Source records:
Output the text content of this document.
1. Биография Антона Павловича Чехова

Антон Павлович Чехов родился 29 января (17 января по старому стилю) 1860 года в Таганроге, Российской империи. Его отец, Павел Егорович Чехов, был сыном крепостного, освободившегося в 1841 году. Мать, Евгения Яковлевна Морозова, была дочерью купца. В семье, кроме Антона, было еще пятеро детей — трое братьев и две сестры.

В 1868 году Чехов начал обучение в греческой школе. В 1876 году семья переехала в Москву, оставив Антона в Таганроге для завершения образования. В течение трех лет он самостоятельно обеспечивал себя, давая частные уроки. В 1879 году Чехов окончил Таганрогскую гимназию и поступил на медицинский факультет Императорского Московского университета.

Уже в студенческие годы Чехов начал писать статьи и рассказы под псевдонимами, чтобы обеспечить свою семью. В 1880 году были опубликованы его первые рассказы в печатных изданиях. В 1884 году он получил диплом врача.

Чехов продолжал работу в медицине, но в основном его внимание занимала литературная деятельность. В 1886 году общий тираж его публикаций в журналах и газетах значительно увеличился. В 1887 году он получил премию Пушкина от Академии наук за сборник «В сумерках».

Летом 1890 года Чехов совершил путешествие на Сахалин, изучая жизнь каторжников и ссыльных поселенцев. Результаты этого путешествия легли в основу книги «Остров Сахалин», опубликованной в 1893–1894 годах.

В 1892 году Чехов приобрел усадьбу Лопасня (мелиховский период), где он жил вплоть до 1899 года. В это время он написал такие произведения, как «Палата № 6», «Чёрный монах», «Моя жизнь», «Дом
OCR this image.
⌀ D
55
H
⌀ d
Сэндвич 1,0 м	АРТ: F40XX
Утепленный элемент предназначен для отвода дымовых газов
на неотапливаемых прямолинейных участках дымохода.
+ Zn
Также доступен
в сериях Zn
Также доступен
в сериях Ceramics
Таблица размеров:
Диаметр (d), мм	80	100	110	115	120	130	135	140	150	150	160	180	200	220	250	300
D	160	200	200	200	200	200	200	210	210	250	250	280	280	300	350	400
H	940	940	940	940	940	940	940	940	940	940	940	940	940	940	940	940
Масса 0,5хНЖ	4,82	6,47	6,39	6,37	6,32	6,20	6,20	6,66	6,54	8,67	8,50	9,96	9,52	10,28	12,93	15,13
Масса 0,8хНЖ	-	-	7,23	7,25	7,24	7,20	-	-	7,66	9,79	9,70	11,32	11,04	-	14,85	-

Given exercise: Pick out every line of the listing containing the word "года", and show those lines.

Solved problem:
Антон Павлович Чехов родился 29 января (17 января по старому стилю) 1860 года в Таганроге, Российской империи. Его отец, Павел Егорович Чехов, был сыном крепостного, освободившегося в 1841 году. Мать, Евгения Яковлевна Морозова, была дочерью купца. В семье, кроме Антона, было еще пятеро детей — трое братьев и две сестры.
Летом 1890 года Чехов совершил путешествие на Сахалин, изучая жизнь каторжников и ссыльных поселенцев. Результаты этого путешествия легли в основу книги «Остров Сахалин», опубликованной в 1893–1894 годах.
В 1892 году Чехов приобрел усадьбу Лопасня (мелиховский период), где он жил вплоть до 1899 года. В это время он написал такие произведения, как «Палата № 6», «Чёрный монах», «Моя жизнь», «Дом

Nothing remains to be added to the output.